§ DATA FOR THIS EXERCISE:
◇ ◇ ◇ ◇ ◇

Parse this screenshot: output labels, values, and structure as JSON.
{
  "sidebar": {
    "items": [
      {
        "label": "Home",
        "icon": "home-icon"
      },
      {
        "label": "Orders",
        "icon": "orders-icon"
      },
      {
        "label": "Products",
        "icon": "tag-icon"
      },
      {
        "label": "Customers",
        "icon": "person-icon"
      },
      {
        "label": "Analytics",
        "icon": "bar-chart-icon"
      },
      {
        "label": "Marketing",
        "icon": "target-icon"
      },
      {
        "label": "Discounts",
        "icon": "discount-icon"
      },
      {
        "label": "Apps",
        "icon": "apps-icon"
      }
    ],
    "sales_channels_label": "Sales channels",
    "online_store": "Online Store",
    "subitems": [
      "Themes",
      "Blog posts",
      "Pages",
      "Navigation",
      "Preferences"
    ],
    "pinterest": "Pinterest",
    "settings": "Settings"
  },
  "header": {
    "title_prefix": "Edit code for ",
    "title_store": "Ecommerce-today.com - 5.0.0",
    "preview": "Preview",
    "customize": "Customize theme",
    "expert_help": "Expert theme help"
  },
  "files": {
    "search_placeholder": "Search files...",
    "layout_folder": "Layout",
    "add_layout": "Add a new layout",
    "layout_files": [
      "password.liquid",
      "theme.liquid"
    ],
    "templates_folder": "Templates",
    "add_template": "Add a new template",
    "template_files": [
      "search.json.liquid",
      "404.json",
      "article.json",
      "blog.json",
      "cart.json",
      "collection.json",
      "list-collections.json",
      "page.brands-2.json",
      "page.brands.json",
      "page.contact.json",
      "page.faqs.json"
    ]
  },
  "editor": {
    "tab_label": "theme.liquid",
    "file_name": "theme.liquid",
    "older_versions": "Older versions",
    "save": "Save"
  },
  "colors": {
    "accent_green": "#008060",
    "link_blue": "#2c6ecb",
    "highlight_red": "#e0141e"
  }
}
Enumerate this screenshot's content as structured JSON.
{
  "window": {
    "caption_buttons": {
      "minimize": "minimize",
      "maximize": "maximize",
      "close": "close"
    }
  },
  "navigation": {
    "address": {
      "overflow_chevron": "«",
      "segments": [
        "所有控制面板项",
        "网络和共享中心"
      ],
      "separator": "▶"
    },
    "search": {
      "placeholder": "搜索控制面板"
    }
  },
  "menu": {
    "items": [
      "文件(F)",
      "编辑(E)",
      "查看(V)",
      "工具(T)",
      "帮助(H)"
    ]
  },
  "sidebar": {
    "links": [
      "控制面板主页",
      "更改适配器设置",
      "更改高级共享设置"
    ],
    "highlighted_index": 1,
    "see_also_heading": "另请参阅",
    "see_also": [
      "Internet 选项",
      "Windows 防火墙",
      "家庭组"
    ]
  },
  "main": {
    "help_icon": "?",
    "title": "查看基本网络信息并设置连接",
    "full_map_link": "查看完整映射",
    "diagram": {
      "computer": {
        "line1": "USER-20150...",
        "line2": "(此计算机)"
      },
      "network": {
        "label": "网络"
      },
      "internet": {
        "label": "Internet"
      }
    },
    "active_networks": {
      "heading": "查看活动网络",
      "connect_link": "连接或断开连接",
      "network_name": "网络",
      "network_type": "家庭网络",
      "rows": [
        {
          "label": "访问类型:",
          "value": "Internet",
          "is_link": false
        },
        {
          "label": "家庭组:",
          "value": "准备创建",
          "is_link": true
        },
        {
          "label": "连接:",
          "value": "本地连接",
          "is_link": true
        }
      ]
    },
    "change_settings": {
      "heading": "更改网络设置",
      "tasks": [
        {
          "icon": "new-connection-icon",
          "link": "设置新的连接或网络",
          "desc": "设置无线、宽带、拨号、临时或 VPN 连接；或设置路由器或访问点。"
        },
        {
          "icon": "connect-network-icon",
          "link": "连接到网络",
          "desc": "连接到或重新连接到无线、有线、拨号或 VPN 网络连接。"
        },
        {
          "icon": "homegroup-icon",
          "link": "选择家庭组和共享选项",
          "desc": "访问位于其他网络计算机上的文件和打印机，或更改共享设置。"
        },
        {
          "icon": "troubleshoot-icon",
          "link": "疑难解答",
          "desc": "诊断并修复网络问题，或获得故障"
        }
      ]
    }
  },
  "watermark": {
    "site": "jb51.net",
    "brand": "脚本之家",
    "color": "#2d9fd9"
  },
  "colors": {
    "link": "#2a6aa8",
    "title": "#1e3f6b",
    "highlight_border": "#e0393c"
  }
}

◇ ◇ ◇ ◇ ◇

§ WHAT THE TASK ASKS: Repeat the data verbatim.

§ FULL SOLUTION:
Parse this screenshot: output labels, values, and structure as JSON.
{
  "sidebar": {
    "items": [
      {
        "label": "Home",
        "icon": "home-icon"
      },
      {
        "label": "Orders",
        "icon": "orders-icon"
      },
      {
        "label": "Products",
        "icon": "tag-icon"
      },
      {
        "label": "Customers",
        "icon": "person-icon"
      },
      {
        "label": "Analytics",
        "icon": "bar-chart-icon"
      },
      {
        "label": "Marketing",
        "icon": "target-icon"
      },
      {
        "label": "Discounts",
        "icon": "discount-icon"
      },
      {
        "label": "Apps",
        "icon": "apps-icon"
      }
    ],
    "sales_channels_label": "Sales channels",
    "online_store": "Online Store",
    "subitems": [
      "Themes",
      "Blog posts",
      "Pages",
      "Navigation",
      "Preferences"
    ],
    "pinterest": "Pinterest",
    "settings": "Settings"
  },
  "header": {
    "title_prefix": "Edit code for ",
    "title_store": "Ecommerce-today.com - 5.0.0",
    "preview": "Preview",
    "customize": "Customize theme",
    "expert_help": "Expert theme help"
  },
  "files": {
    "search_placeholder": "Search files...",
    "layout_folder": "Layout",
    "add_layout": "Add a new layout",
    "layout_files": [
      "password.liquid",
      "theme.liquid"
    ],
    "templates_folder": "Templates",
    "add_template": "Add a new template",
    "template_files": [
      "search.json.liquid",
      "404.json",
      "article.json",
      "blog.json",
      "cart.json",
      "collection.json",
      "list-collections.json",
      "page.brands-2.json",
      "page.brands.json",
      "page.contact.json",
      "page.faqs.json"
    ]
  },
  "editor": {
    "tab_label": "theme.liquid",
    "file_name": "theme.liquid",
    "older_versions": "Older versions",
    "save": "Save"
  },
  "colors": {
    "accent_green": "#008060",
    "link_blue": "#2c6ecb",
    "highlight_red": "#e0141e"
  }
}
Enumerate this screenshot's content as structured JSON.
{
  "window": {
    "caption_buttons": {
      "minimize": "minimize",
      "maximize": "maximize",
      "close": "close"
    }
  },
  "navigation": {
    "address": {
      "overflow_chevron": "«",
      "segments": [
        "所有控制面板项",
        "网络和共享中心"
      ],
      "separator": "▶"
    },
    "search": {
      "placeholder": "搜索控制面板"
    }
  },
  "menu": {
    "items": [
      "文件(F)",
      "编辑(E)",
      "查看(V)",
      "工具(T)",
      "帮助(H)"
    ]
  },
  "sidebar": {
    "links": [
      "控制面板主页",
      "更改适配器设置",
      "更改高级共享设置"
    ],
    "highlighted_index": 1,
    "see_also_heading": "另请参阅",
    "see_also": [
      "Internet 选项",
      "Windows 防火墙",
      "家庭组"
    ]
  },
  "main": {
    "help_icon": "?",
    "title": "查看基本网络信息并设置连接",
    "full_map_link": "查看完整映射",
    "diagram": {
      "computer": {
        "line1": "USER-20150...",
        "line2": "(此计算机)"
      },
      "network": {
        "label": "网络"
      },
      "internet": {
        "label": "Internet"
      }
    },
    "active_networks": {
      "heading": "查看活动网络",
      "connect_link": "连接或断开连接",
      "network_name": "网络",
      "network_type": "家庭网络",
      "rows": [
        {
          "label": "访问类型:",
          "value": "Internet",
          "is_link": false
        },
        {
          "label": "家庭组:",
          "value": "准备创建",
          "is_link": true
        },
        {
          "label": "连接:",
          "value": "本地连接",
          "is_link": true
        }
      ]
    },
    "change_settings": {
      "heading": "更改网络设置",
      "tasks": [
        {
          "icon": "new-connection-icon",
          "link": "设置新的连接或网络",
          "desc": "设置无线、宽带、拨号、临时或 VPN 连接；或设置路由器或访问点。"
        },
        {
          "icon": "connect-network-icon",
          "link": "连接到网络",
          "desc": "连接到或重新连接到无线、有线、拨号或 VPN 网络连接。"
        },
        {
          "icon": "homegroup-icon",
          "link": "选择家庭组和共享选项",
          "desc": "访问位于其他网络计算机上的文件和打印机，或更改共享设置。"
        },
        {
          "icon": "troubleshoot-icon",
          "link": "疑难解答",
          "desc": "诊断并修复网络问题，或获得故障"
        }
      ]
    }
  },
  "watermark": {
    "site": "jb51.net",
    "brand": "脚本之家",
    "color": "#2d9fd9"
  },
  "colors": {
    "link": "#2a6aa8",
    "title": "#1e3f6b",
    "highlight_border": "#e0393c"
  }
}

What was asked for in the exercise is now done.